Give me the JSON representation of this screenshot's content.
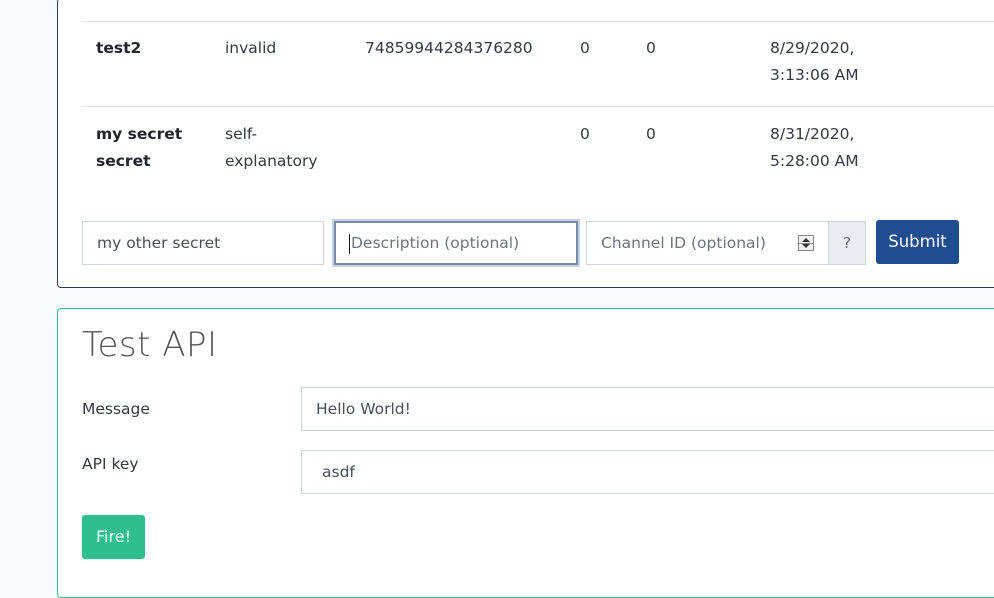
{
  "secrets": {
    "rows": [
      {
        "name": "test2",
        "description": "invalid",
        "channel": "74859944284376280",
        "col_a": "0",
        "col_b": "0",
        "date": "8/29/2020,",
        "time": "3:13:06 AM"
      },
      {
        "name_line1": "my secret",
        "name_line2": "secret",
        "description_line1": "self-",
        "description_line2": "explanatory",
        "channel": "",
        "col_a": "0",
        "col_b": "0",
        "date": "8/31/2020,",
        "time": "5:28:00 AM"
      }
    ],
    "form": {
      "name_value": "my other secret",
      "description_placeholder": "Description (optional)",
      "channel_placeholder": "Channel ID (optional)",
      "help_label": "?",
      "submit_label": "Submit"
    }
  },
  "test_api": {
    "title": "Test API",
    "message_label": "Message",
    "message_value": "Hello World!",
    "api_key_label": "API key",
    "api_key_value": "asdf",
    "fire_label": "Fire!"
  },
  "colors": {
    "primary": "#1f4d8f",
    "success": "#2fbf8f",
    "border_dark": "#2c3e50"
  }
}
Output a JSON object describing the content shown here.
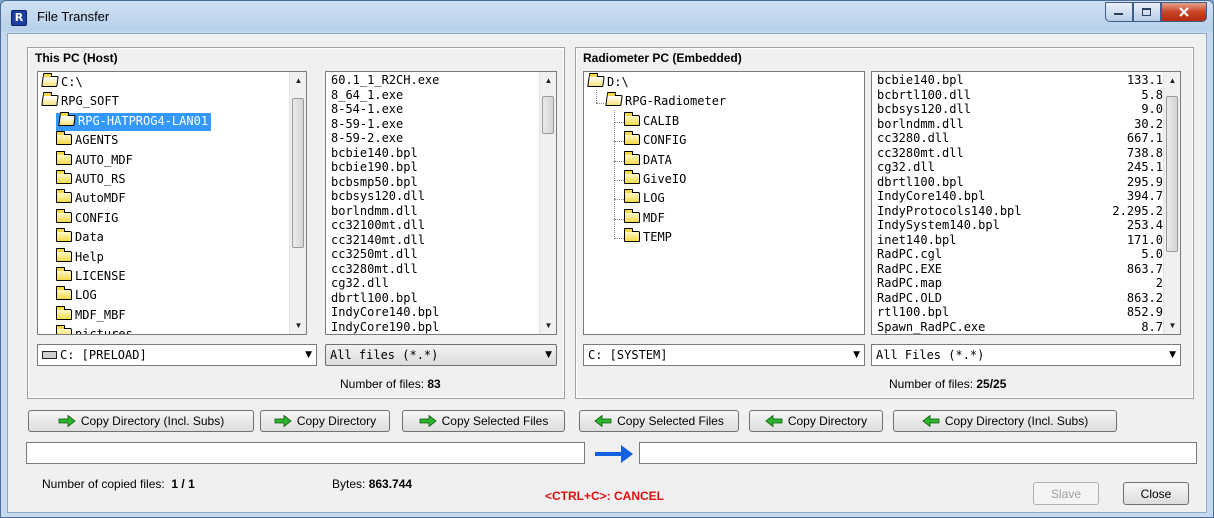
{
  "window": {
    "title": "File Transfer",
    "app_icon_glyph": "R"
  },
  "host": {
    "title": "This PC (Host)",
    "tree": [
      {
        "label": "C:\\",
        "level": 0,
        "open": true
      },
      {
        "label": "RPG_SOFT",
        "level": 0,
        "open": true
      },
      {
        "label": "RPG-HATPROG4-LAN01",
        "level": 1,
        "open": true,
        "selected": true
      },
      {
        "label": "AGENTS",
        "level": 1
      },
      {
        "label": "AUTO_MDF",
        "level": 1
      },
      {
        "label": "AUTO_RS",
        "level": 1
      },
      {
        "label": "AutoMDF",
        "level": 1
      },
      {
        "label": "CONFIG",
        "level": 1
      },
      {
        "label": "Data",
        "level": 1
      },
      {
        "label": "Help",
        "level": 1
      },
      {
        "label": "LICENSE",
        "level": 1
      },
      {
        "label": "LOG",
        "level": 1
      },
      {
        "label": "MDF_MBF",
        "level": 1
      },
      {
        "label": "pictures",
        "level": 1
      }
    ],
    "files": [
      "60.1_1_R2CH.exe",
      "8_64_1.exe",
      "8-54-1.exe",
      "8-59-1.exe",
      "8-59-2.exe",
      "bcbie140.bpl",
      "bcbie190.bpl",
      "bcbsmp50.bpl",
      "bcbsys120.dll",
      "borlndmm.dll",
      "cc32100mt.dll",
      "cc32140mt.dll",
      "cc3250mt.dll",
      "cc3280mt.dll",
      "cg32.dll",
      "dbrtl100.bpl",
      "IndyCore140.bpl",
      "IndyCore190.bpl"
    ],
    "drive": "C: [PRELOAD]",
    "filter": "All files (*.*)",
    "count_label": "Number of files:",
    "count_value": "83"
  },
  "radiometer": {
    "title": "Radiometer PC (Embedded)",
    "tree": [
      {
        "label": "D:\\",
        "level": 0,
        "open": true
      },
      {
        "label": "RPG-Radiometer",
        "level": 1,
        "open": true
      },
      {
        "label": "CALIB",
        "level": 2
      },
      {
        "label": "CONFIG",
        "level": 2
      },
      {
        "label": "DATA",
        "level": 2
      },
      {
        "label": "GiveIO",
        "level": 2
      },
      {
        "label": "LOG",
        "level": 2
      },
      {
        "label": "MDF",
        "level": 2
      },
      {
        "label": "TEMP",
        "level": 2
      }
    ],
    "files": [
      {
        "name": "bcbie140.bpl",
        "size": "133.1"
      },
      {
        "name": "bcbrtl100.dll",
        "size": "5.8"
      },
      {
        "name": "bcbsys120.dll",
        "size": "9.0"
      },
      {
        "name": "borlndmm.dll",
        "size": "30.2"
      },
      {
        "name": "cc3280.dll",
        "size": "667.1"
      },
      {
        "name": "cc3280mt.dll",
        "size": "738.8"
      },
      {
        "name": "cg32.dll",
        "size": "245.1"
      },
      {
        "name": "dbrtl100.bpl",
        "size": "295.9"
      },
      {
        "name": "IndyCore140.bpl",
        "size": "394.7"
      },
      {
        "name": "IndyProtocols140.bpl",
        "size": "2.295.2"
      },
      {
        "name": "IndySystem140.bpl",
        "size": "253.4"
      },
      {
        "name": "inet140.bpl",
        "size": "171.0"
      },
      {
        "name": "RadPC.cgl",
        "size": "5.0"
      },
      {
        "name": "RadPC.EXE",
        "size": "863.7"
      },
      {
        "name": "RadPC.map",
        "size": "2"
      },
      {
        "name": "RadPC.OLD",
        "size": "863.2"
      },
      {
        "name": "rtl100.bpl",
        "size": "852.9"
      },
      {
        "name": "Spawn_RadPC.exe",
        "size": "8.7"
      }
    ],
    "drive": "C: [SYSTEM]",
    "filter": "All Files (*.*)",
    "count_label": "Number of files:",
    "count_value": "25/25"
  },
  "buttons": {
    "copy_dir_subs_right": "Copy Directory (Incl. Subs)",
    "copy_dir_right": "Copy Directory",
    "copy_selected_right": "Copy Selected Files",
    "copy_selected_left": "Copy Selected Files",
    "copy_dir_left": "Copy Directory",
    "copy_dir_subs_left": "Copy Directory (Incl. Subs)"
  },
  "transfer": {
    "source_path": "",
    "dest_path": ""
  },
  "status": {
    "copied_label": "Number of copied files:",
    "copied_value": "1 / 1",
    "bytes_label": "Bytes:",
    "bytes_value": "863.744",
    "cancel_hint": "<CTRL+C>: CANCEL"
  },
  "dialog": {
    "slave": "Slave",
    "close": "Close"
  },
  "colors": {
    "green_arrow": "#2db52d",
    "transfer_arrow": "#1060e0",
    "cancel": "#e01010",
    "selection": "#3399ff"
  }
}
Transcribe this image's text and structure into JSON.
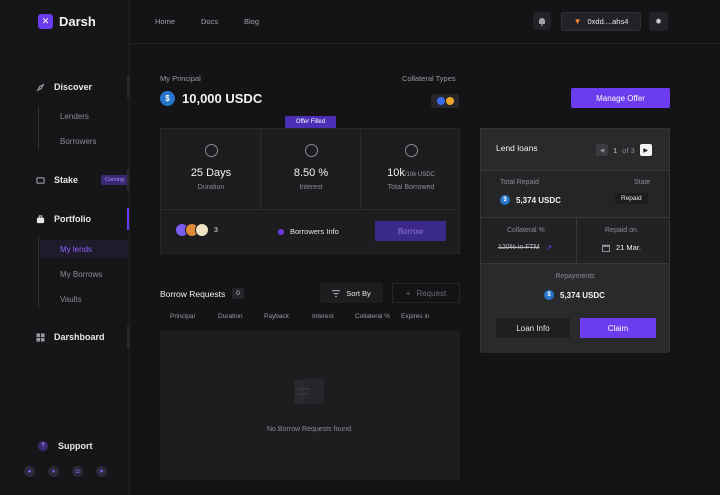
{
  "app": {
    "name": "Darsh"
  },
  "sidebar": {
    "discover": {
      "label": "Discover",
      "items": [
        {
          "label": "Lenders"
        },
        {
          "label": "Borrowers"
        }
      ]
    },
    "stake": {
      "label": "Stake",
      "badge": "Coming"
    },
    "portfolio": {
      "label": "Portfolio",
      "items": [
        {
          "label": "My lends"
        },
        {
          "label": "My Borrows"
        },
        {
          "label": "Vaults"
        }
      ]
    },
    "dashboard": {
      "label": "Darshboard"
    },
    "support": {
      "label": "Support"
    },
    "socials": [
      "medium-icon",
      "twitter-icon",
      "discord-icon",
      "telegram-icon"
    ]
  },
  "topbar": {
    "links": [
      {
        "label": "Home"
      },
      {
        "label": "Docs"
      },
      {
        "label": "Blog"
      }
    ],
    "wallet": {
      "address": "0xdd....ahs4"
    }
  },
  "principal": {
    "label": "My Principal",
    "value": "10,000 USDC",
    "token_symbol": "$"
  },
  "collateral": {
    "label": "Collateral Types"
  },
  "manage_offer": {
    "label": "Manage Offer"
  },
  "offer": {
    "badge": "Offer Filled",
    "stats": [
      {
        "value": "25 Days",
        "label": "Duration"
      },
      {
        "value": "8.50 %",
        "label": "Interest"
      },
      {
        "value": "10k",
        "sub": "/10k USDC",
        "label": "Total Borrowed"
      }
    ],
    "borrower_count": "3",
    "borrowers_info": "Borrowers Info",
    "borrow_label": "Borrow"
  },
  "borrow_requests": {
    "title": "Borrow Requests",
    "count": "0",
    "sort_label": "Sort By",
    "request_label": "Request",
    "columns": [
      "Principal",
      "Duration",
      "Payback",
      "Interest",
      "Collateral %",
      "Expires in"
    ],
    "empty_text": "No Borrow Requests found."
  },
  "lend_loans": {
    "title": "Lend loans",
    "pager": {
      "current": "1",
      "of": "of 3"
    },
    "total_repaid": {
      "label": "Total Repaid",
      "value": "5,374 USDC"
    },
    "state": {
      "label": "State",
      "value": "Repaid"
    },
    "collateral": {
      "label": "Collateral %",
      "value": "120% in FTM"
    },
    "repaid_on": {
      "label": "Repaid on",
      "value": "21 Mar."
    },
    "repayments": {
      "label": "Repayments",
      "value": "5,374 USDC"
    },
    "loan_info_label": "Loan Info",
    "claim_label": "Claim"
  },
  "colors": {
    "accent": "#6b3cf0",
    "usdc": "#2775ca",
    "background": "#141416"
  }
}
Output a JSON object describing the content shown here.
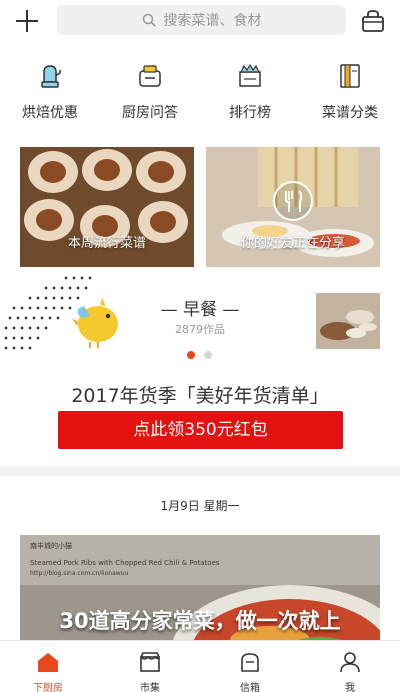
{
  "top_bar": {
    "search_placeholder": "搜索菜谱、食材",
    "icons": [
      "plus-icon",
      "search-icon",
      "basket-icon"
    ]
  },
  "categories": [
    {
      "label": "烘焙优惠",
      "icon": "mitten-icon"
    },
    {
      "label": "厨房问答",
      "icon": "toaster-icon"
    },
    {
      "label": "排行榜",
      "icon": "crown-box-icon"
    },
    {
      "label": "菜谱分类",
      "icon": "recipe-book-icon"
    }
  ],
  "cards": [
    {
      "title": "本周流行菜谱"
    },
    {
      "title": "你的好友正在分享"
    }
  ],
  "meal": {
    "title": "— 早餐 —",
    "count": "2879作品"
  },
  "promo": {
    "title": "2017年货季「美好年货清单」",
    "button": "点此领350元红包"
  },
  "feed": {
    "date": "1月9日 星期一",
    "item": {
      "overlay_text": "南丰城的小猫",
      "photo_caption": "Steamed Pork Ribs with Chopped Red Chili & Potatoes",
      "photo_url_text": "http://blog.sina.com.cn/lionawuu",
      "headline": "30道高分家常菜，做一次就上"
    }
  },
  "tab_bar": [
    {
      "label": "下厨房",
      "icon": "house-icon",
      "active": true
    },
    {
      "label": "市集",
      "icon": "market-icon",
      "active": false
    },
    {
      "label": "信箱",
      "icon": "mailbox-icon",
      "active": false
    },
    {
      "label": "",
      "icon": "",
      "active": false
    },
    {
      "label": "我",
      "icon": "person-icon",
      "active": false
    }
  ],
  "colors": {
    "accent": "#e8481c",
    "promo_red": "#e3110f",
    "chick_yellow": "#f5c82d"
  }
}
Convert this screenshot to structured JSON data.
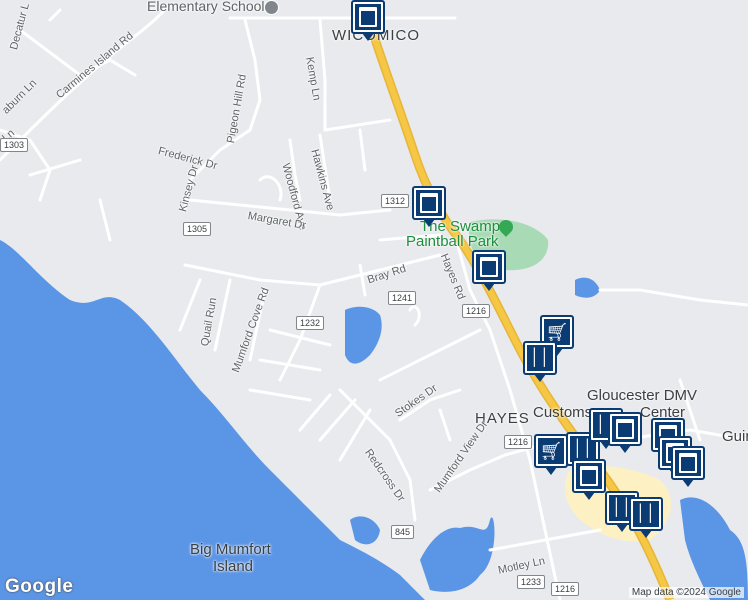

◆ ◆ ◆ ◆ ◆

◆ **WHAT IS NEEDED**: Figure out how many lines above include the string "Subs", then report that number and nothing else.

◆ **ANSWER BELOW**: 2